Please find all lines in the data that hold the string "date" and copy them.

┄┄┄┄┄┄┄┄┄┄┄┄┄┄┄┄┄┄┄┄

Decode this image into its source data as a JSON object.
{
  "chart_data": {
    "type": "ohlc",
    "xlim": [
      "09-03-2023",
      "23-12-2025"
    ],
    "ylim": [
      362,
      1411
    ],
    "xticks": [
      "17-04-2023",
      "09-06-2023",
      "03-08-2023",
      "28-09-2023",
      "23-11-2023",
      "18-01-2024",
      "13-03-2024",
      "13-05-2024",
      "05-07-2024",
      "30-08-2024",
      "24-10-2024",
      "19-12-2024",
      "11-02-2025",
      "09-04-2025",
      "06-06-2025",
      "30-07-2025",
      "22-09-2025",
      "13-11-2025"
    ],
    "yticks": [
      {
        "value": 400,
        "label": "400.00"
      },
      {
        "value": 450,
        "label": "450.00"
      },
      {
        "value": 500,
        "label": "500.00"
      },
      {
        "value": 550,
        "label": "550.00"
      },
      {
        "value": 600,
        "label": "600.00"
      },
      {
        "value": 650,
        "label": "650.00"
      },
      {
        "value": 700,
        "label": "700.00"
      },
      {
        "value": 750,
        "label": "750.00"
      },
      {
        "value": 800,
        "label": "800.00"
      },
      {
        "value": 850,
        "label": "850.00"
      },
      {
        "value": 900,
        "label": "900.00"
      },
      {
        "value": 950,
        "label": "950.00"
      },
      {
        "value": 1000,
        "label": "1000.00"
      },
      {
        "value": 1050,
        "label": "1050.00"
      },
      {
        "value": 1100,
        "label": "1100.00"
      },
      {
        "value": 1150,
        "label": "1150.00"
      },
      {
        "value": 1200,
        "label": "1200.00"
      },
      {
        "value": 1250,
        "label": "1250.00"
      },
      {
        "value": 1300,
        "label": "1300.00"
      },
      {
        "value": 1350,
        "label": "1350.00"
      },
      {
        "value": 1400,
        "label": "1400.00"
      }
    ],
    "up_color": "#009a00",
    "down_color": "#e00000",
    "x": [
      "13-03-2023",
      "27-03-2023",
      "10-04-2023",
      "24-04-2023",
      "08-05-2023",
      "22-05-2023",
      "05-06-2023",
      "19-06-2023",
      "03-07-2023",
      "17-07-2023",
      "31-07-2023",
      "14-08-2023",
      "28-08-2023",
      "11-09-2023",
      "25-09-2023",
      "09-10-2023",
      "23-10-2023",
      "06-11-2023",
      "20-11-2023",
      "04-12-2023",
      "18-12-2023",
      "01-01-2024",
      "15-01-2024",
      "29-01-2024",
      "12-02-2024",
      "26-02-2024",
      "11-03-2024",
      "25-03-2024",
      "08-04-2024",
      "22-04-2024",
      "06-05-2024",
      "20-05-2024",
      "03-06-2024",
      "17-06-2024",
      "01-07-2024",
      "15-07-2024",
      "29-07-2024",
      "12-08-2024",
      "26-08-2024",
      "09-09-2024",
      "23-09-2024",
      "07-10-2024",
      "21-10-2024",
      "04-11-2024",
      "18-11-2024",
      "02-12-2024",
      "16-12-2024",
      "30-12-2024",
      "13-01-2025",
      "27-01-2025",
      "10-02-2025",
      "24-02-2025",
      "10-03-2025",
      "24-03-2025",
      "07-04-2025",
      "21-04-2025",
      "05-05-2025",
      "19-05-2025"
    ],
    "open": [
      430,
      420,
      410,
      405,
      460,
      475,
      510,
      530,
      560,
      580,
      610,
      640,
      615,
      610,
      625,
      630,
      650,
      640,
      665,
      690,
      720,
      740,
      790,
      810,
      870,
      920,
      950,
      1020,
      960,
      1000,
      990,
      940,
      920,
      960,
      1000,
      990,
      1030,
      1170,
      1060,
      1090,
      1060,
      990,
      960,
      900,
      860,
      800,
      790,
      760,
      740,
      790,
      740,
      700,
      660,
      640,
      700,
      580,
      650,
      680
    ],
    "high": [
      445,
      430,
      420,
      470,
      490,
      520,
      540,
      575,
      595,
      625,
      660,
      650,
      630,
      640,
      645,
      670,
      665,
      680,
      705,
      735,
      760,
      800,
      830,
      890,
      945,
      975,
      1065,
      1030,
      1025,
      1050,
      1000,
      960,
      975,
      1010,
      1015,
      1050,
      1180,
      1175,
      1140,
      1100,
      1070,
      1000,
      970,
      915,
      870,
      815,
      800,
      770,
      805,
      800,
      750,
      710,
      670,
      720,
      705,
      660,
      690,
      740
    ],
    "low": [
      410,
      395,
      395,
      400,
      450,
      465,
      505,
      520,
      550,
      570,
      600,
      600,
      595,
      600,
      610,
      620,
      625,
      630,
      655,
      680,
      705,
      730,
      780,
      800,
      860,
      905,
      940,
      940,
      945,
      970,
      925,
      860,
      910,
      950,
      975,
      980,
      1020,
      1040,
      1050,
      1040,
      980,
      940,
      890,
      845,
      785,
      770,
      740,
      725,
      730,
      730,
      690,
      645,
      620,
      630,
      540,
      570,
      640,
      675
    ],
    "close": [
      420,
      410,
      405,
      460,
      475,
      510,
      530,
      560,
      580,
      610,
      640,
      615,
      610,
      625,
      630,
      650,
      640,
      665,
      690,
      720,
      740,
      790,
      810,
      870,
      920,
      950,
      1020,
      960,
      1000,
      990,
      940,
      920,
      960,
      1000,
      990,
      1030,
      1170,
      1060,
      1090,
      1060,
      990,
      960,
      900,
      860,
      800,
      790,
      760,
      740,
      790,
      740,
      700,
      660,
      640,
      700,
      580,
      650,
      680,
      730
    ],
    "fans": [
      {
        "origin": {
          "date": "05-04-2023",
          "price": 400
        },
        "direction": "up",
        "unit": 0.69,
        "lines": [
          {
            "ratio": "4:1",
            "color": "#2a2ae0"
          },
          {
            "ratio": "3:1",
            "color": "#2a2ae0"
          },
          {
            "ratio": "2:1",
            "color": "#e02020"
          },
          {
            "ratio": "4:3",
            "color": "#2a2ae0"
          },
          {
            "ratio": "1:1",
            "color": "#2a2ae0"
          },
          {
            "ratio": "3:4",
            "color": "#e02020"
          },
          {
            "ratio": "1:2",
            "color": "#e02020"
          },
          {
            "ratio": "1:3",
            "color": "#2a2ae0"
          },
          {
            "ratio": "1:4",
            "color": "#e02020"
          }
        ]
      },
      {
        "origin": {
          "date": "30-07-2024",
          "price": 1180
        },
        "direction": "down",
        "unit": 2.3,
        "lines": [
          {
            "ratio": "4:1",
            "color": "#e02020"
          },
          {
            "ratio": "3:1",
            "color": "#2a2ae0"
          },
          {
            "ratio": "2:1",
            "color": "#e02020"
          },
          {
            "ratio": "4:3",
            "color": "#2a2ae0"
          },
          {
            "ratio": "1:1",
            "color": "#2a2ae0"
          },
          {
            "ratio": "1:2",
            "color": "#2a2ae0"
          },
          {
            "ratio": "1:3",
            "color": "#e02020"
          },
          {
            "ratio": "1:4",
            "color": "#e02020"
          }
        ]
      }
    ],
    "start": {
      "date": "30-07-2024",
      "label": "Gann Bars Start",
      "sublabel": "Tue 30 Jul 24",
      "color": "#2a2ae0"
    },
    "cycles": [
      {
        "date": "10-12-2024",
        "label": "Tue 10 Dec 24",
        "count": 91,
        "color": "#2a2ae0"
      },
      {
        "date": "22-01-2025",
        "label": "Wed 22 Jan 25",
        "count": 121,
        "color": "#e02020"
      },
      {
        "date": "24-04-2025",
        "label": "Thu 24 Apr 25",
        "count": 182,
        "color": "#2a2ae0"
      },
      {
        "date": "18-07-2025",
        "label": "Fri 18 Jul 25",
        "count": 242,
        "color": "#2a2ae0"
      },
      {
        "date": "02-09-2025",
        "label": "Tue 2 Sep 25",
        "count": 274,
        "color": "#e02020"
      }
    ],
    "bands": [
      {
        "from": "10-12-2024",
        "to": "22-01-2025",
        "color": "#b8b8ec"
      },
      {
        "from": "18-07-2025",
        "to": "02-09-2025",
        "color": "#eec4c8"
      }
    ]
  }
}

┄┄┄┄┄┄┄┄┄┄┄┄┄┄┄┄┄┄┄┄

→ **Finished answer**:
          "date": "05-04-2023",
          "date": "30-07-2024",
      "date": "30-07-2024",
        "date": "10-12-2024",
        "date": "22-01-2025",
        "date": "24-04-2025",
        "date": "18-07-2025",
        "date": "02-09-2025",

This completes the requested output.